Every line below that mentions the word "physical" should be copied out.

● Records supplied:
==============================

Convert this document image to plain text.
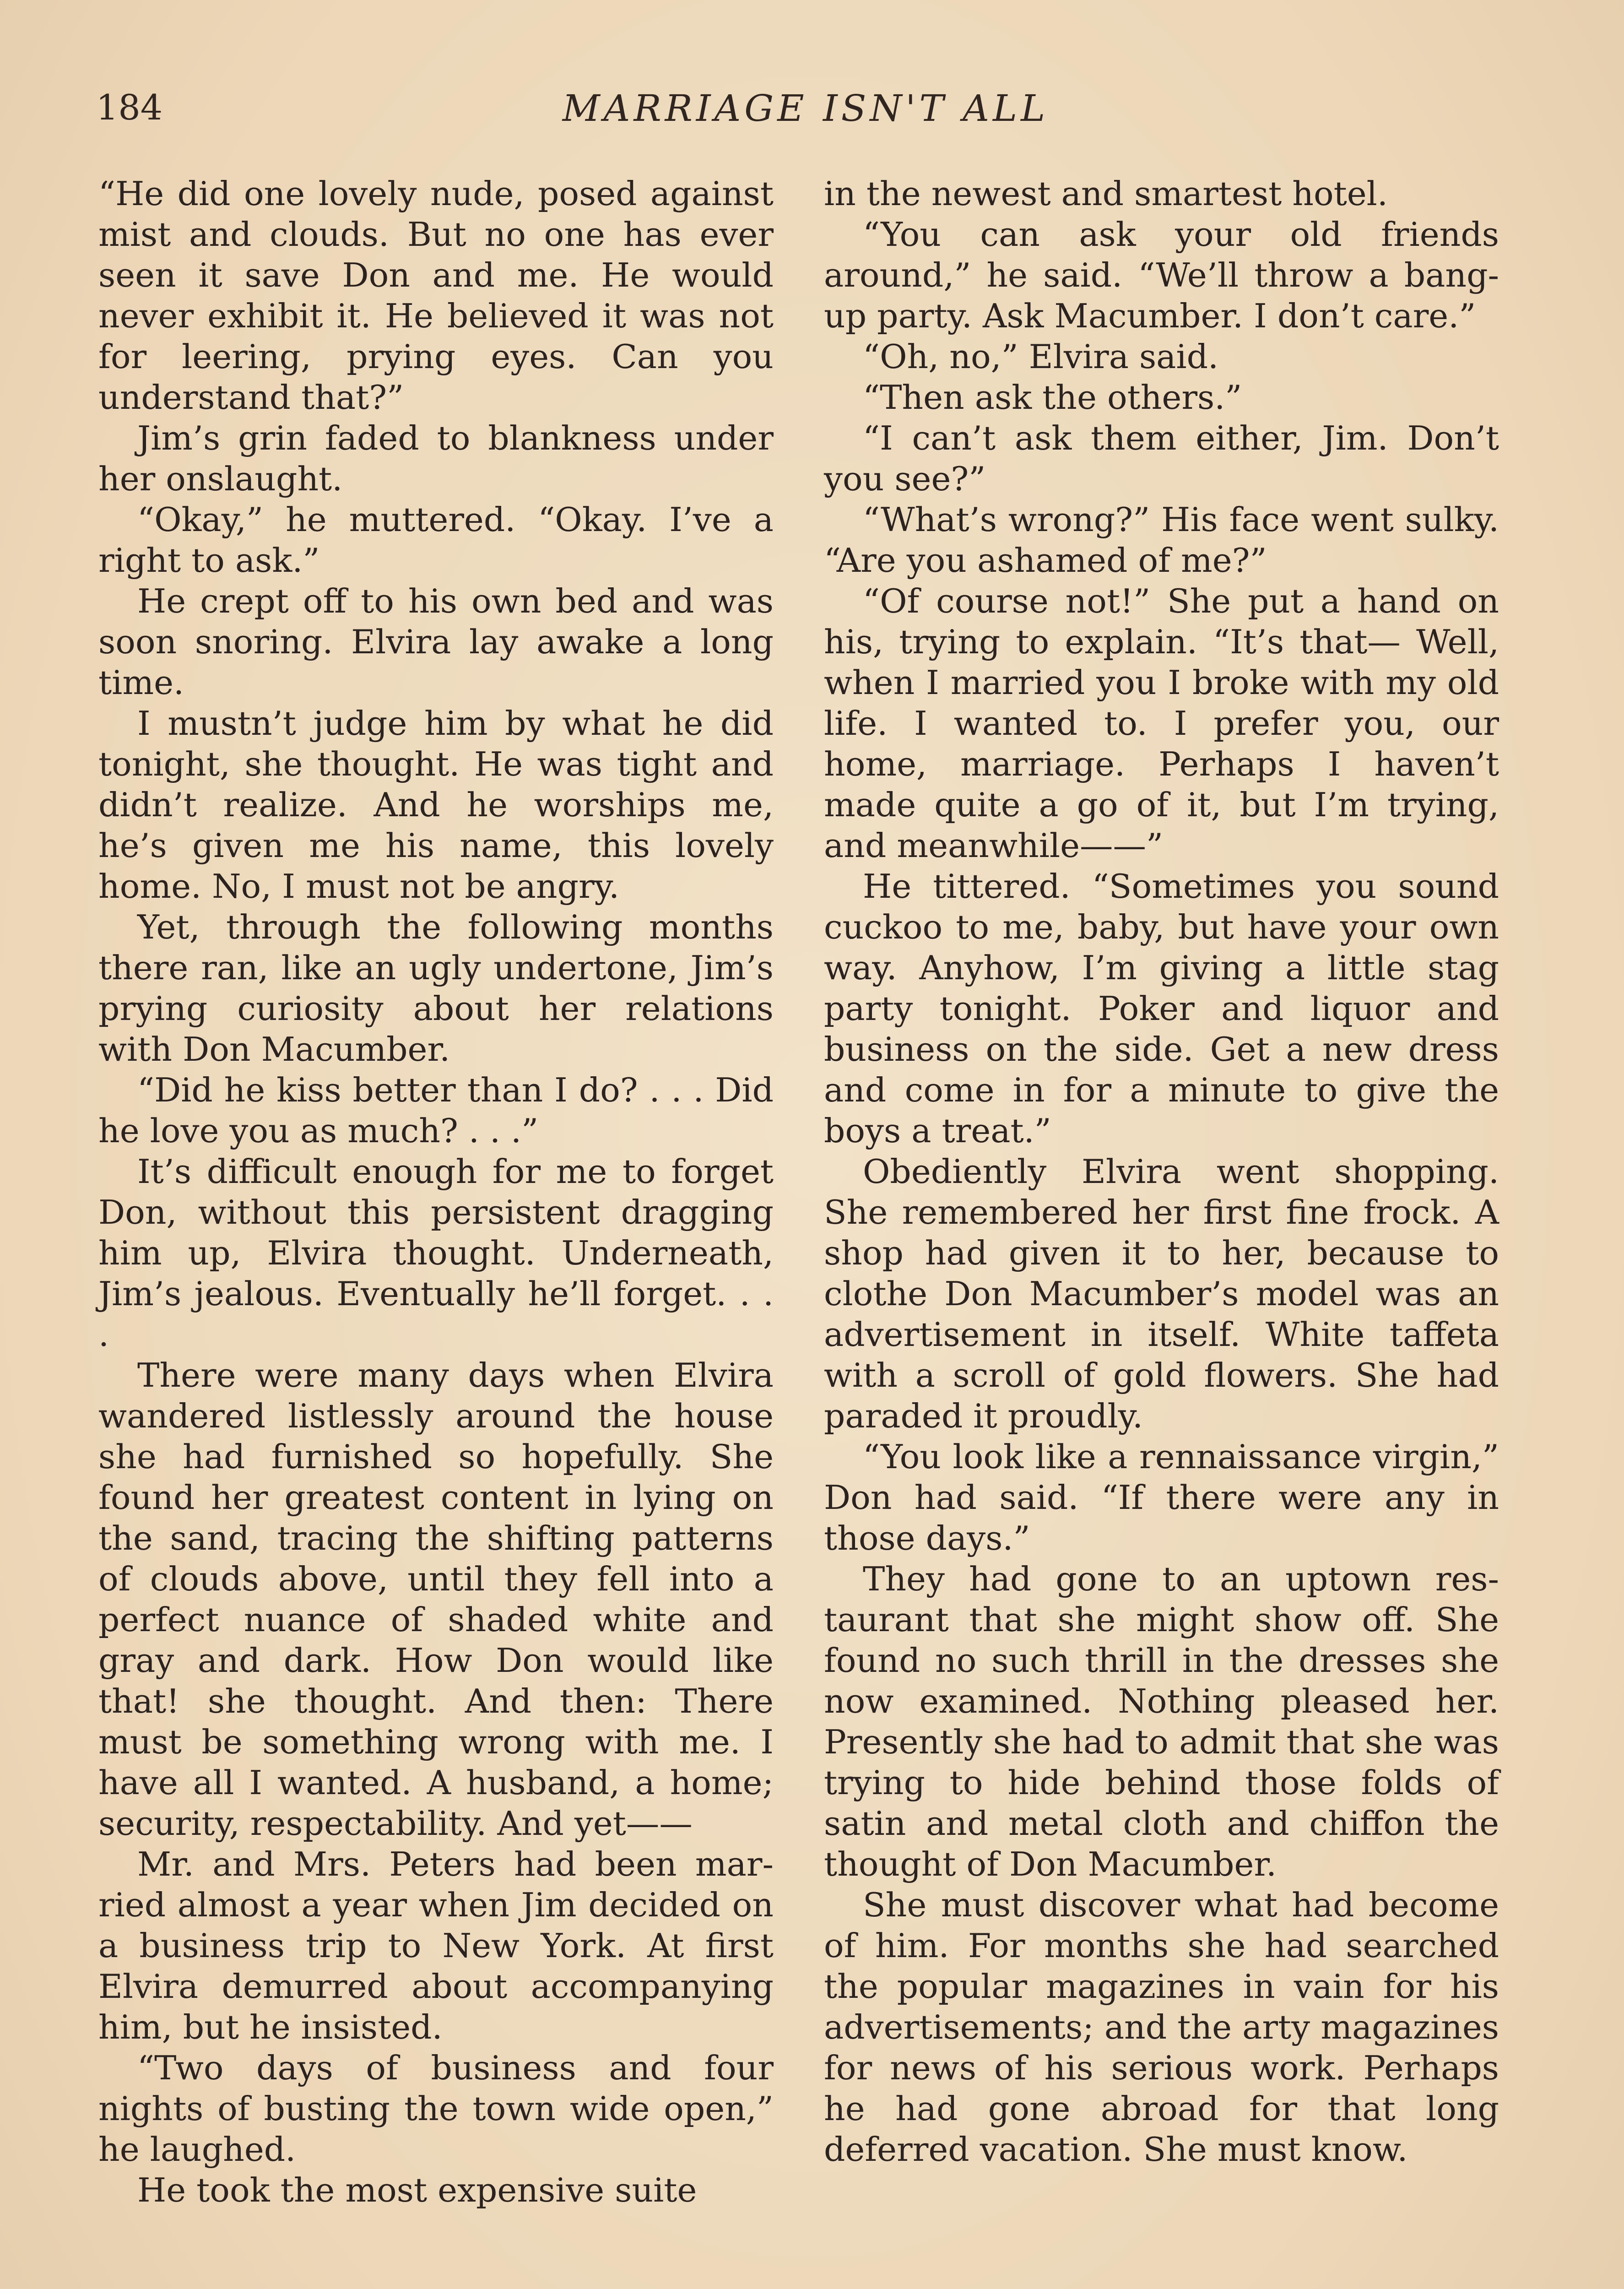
184	MARRIAGE ISN'T ALL

“He did one lovely nude, posed against mist and clouds. But no one has ever seen it save Don and me. He would never exhibit it. He believed it was not for leering, prying eyes. Can you understand that?”

Jim’s grin faded to blankness under her onslaught.

“Okay,” he muttered. “Okay. I’ve a right to ask.”

He crept off to his own bed and was soon snoring. Elvira lay awake a long time.

I mustn’t judge him by what he did tonight, she thought. He was tight and didn’t realize. And he worships me, he’s given me his name, this lovely home. No, I must not be angry.

Yet, through the following months there ran, like an ugly undertone, Jim’s prying curiosity about her relations with Don Macumber.

“Did he kiss better than I do? . . . Did he love you as much? . . .”

It’s difficult enough for me to forget Don, without this persistent dragging him up, Elvira thought. Underneath, Jim’s jealous. Eventually he’ll forget. . . .

There were many days when Elvira wandered listlessly around the house she had furnished so hopefully. She found her greatest content in lying on the sand, tracing the shifting patterns of clouds above, until they fell into a perfect nuance of shaded white and gray and dark. How Don would like that! she thought. And then: There must be something wrong with me. I have all I wanted. A husband, a home; security, respectability. And yet——

Mr. and Mrs. Peters had been married almost a year when Jim decided on a business trip to New York. At first Elvira demurred about accompanying him, but he insisted.

“Two days of business and four nights of busting the town wide open,” he laughed.

He took the most expensive suite

in the newest and smartest hotel.

“You can ask your old friends around,” he said. “We’ll throw a bang-up party. Ask Macumber. I don’t care.”

“Oh, no,” Elvira said.

“Then ask the others.”

“I can’t ask them either, Jim. Don’t you see?”

“What’s wrong?” His face went sulky. “Are you ashamed of me?”

“Of course not!” She put a hand on his, trying to explain. “It’s that— Well, when I married you I broke with my old life. I wanted to. I prefer you, our home, marriage. Perhaps I haven’t made quite a go of it, but I’m trying, and meanwhile——”

He tittered. “Sometimes you sound cuckoo to me, baby, but have your own way. Anyhow, I’m giving a little stag party tonight. Poker and liquor and business on the side. Get a new dress and come in for a minute to give the boys a treat.”

Obediently Elvira went shopping. She remembered her first fine frock. A shop had given it to her, because to clothe Don Macumber’s model was an advertisement in itself. White taffeta with a scroll of gold flowers. She had paraded it proudly.

“You look like a rennaissance virgin,” Don had said. “If there were any in those days.”

They had gone to an uptown restaurant that she might show off. She found no such thrill in the dresses she now examined. Nothing pleased her. Presently she had to admit that she was trying to hide behind those folds of satin and metal cloth and chiffon the thought of Don Macumber.

She must discover what had become of him. For months she had searched the popular magazines in vain for his advertisements; and the arty magazines for news of his serious work. Perhaps he had gone abroad for that long deferred vacation. She must know.
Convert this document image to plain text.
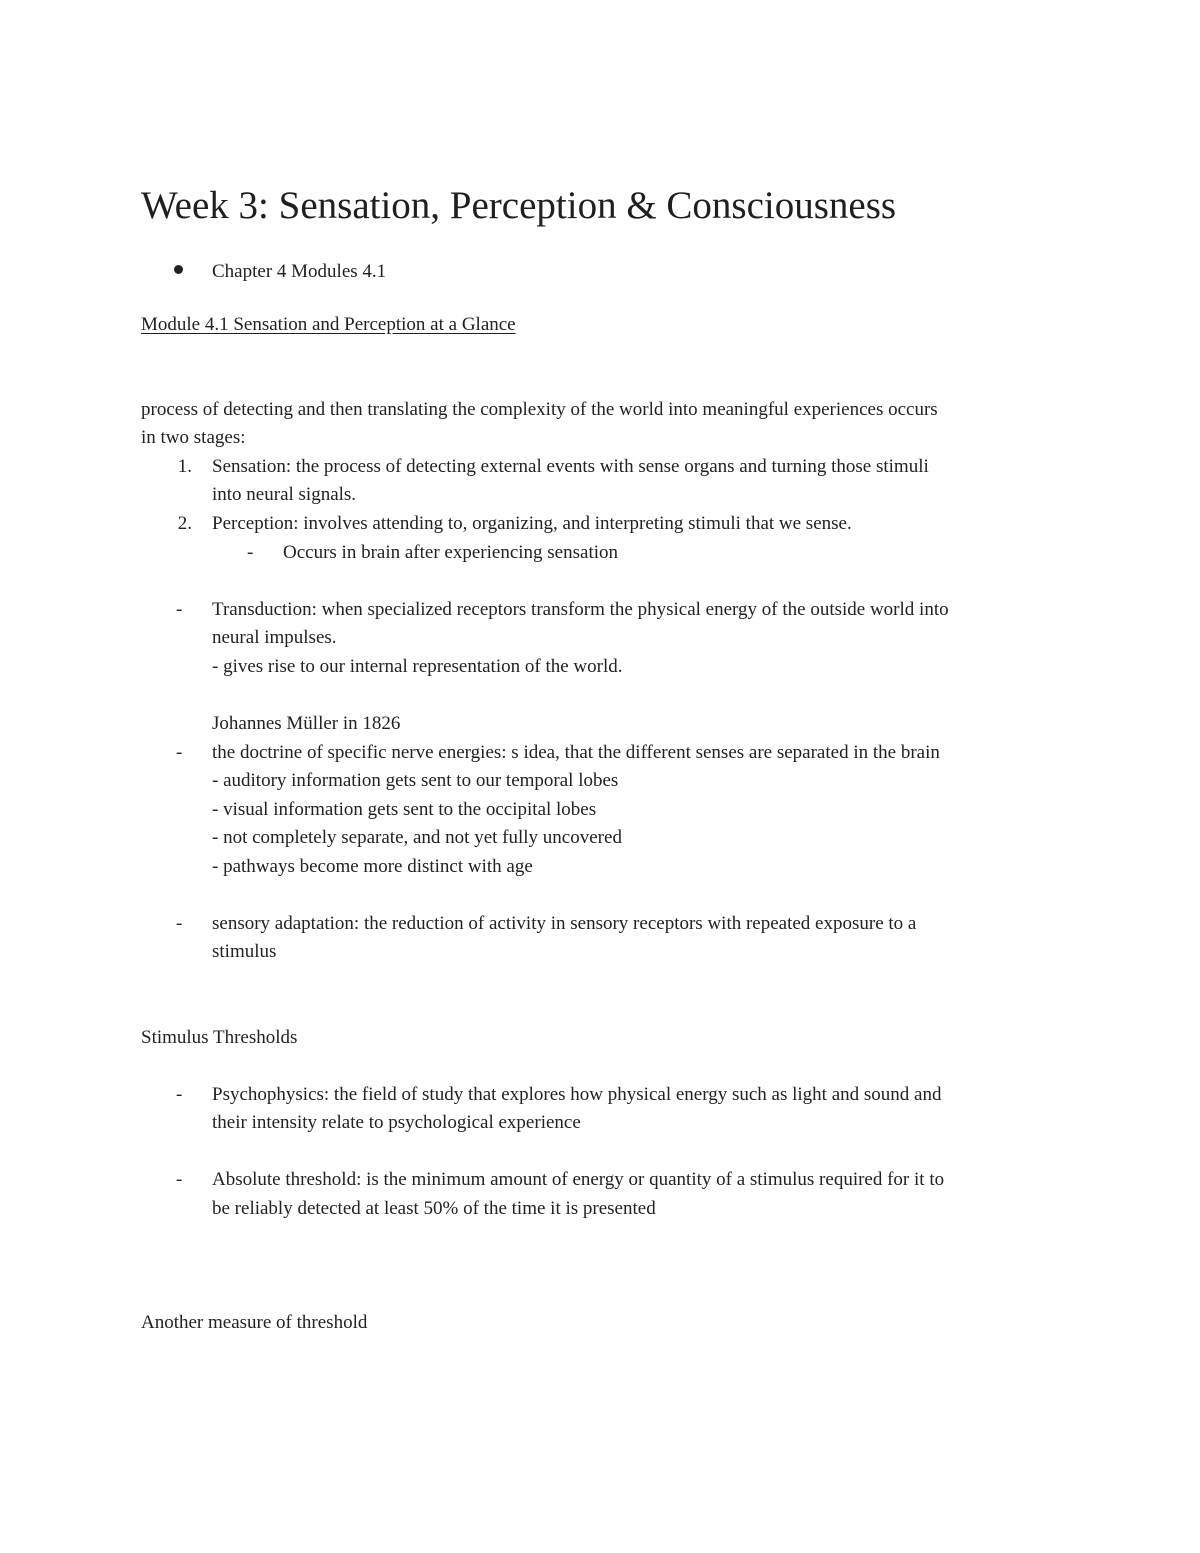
Week 3: Sensation, Perception & Consciousness
Chapter 4 Modules 4.1
Module 4.1 Sensation and Perception at a Glance
process of detecting and then translating the complexity of the world into meaningful experiences occurs
in two stages:
1. Sensation: the process of detecting external events with sense organs and turning those stimuli
into neural signals.
2. Perception: involves attending to, organizing, and interpreting stimuli that we sense.
- Occurs in brain after experiencing sensation
- Transduction: when specialized receptors transform the physical energy of the outside world into
neural impulses.
- gives rise to our internal representation of the world.
Johannes Müller in 1826
- the doctrine of specific nerve energies: s idea, that the different senses are separated in the brain
- auditory information gets sent to our temporal lobes
- visual information gets sent to the occipital lobes
- not completely separate, and not yet fully uncovered
- pathways become more distinct with age
- sensory adaptation: the reduction of activity in sensory receptors with repeated exposure to a
stimulus
Stimulus Thresholds
- Psychophysics: the field of study that explores how physical energy such as light and sound and
their intensity relate to psychological experience
- Absolute threshold: is the minimum amount of energy or quantity of a stimulus required for it to
be reliably detected at least 50% of the time it is presented
Another measure of threshold
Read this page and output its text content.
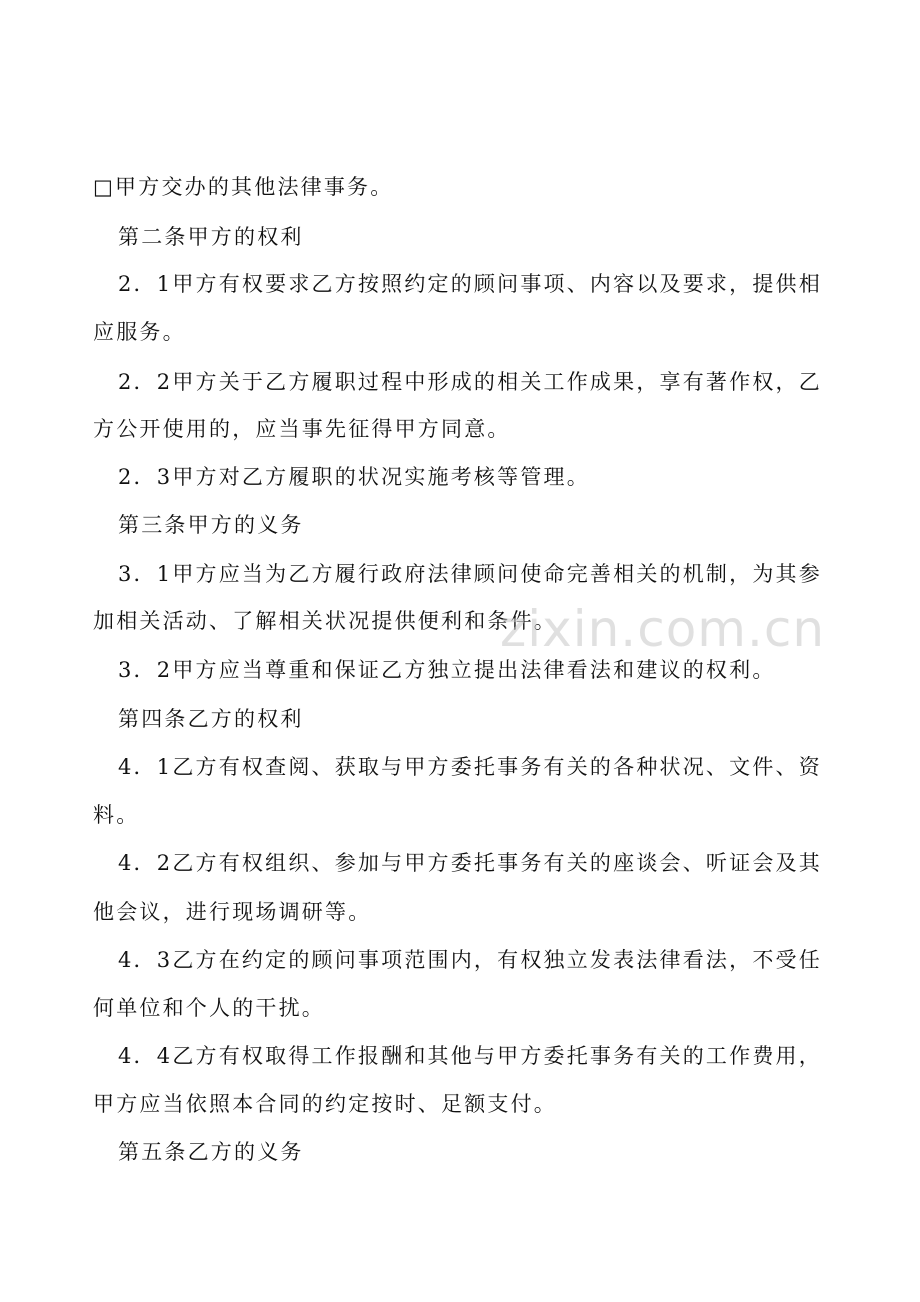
□甲方交办的其他法律事务。
第二条甲方的权利
2．1甲方有权要求乙方按照约定的顾问事项、内容以及要求，提供相
应服务。
2．2甲方关于乙方履职过程中形成的相关工作成果，享有著作权，乙
方公开使用的，应当事先征得甲方同意。
2．3甲方对乙方履职的状况实施考核等管理。
第三条甲方的义务
3．1甲方应当为乙方履行政府法律顾问使命完善相关的机制，为其参
加相关活动、了解相关状况提供便利和条件。
3．2甲方应当尊重和保证乙方独立提出法律看法和建议的权利。
第四条乙方的权利
4．1乙方有权查阅、获取与甲方委托事务有关的各种状况、文件、资
料。
4．2乙方有权组织、参加与甲方委托事务有关的座谈会、听证会及其
他会议，进行现场调研等。
4．3乙方在约定的顾问事项范围内，有权独立发表法律看法，不受任
何单位和个人的干扰。
4．4乙方有权取得工作报酬和其他与甲方委托事务有关的工作费用，
甲方应当依照本合同的约定按时、足额支付。
第五条乙方的义务
zixin.com.cn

==============================

● Task answer:
- Transduction: when specialized receptors transform the physical energy of the outside world into
- Psychophysics: the field of study that explores how physical energy such as light and sound and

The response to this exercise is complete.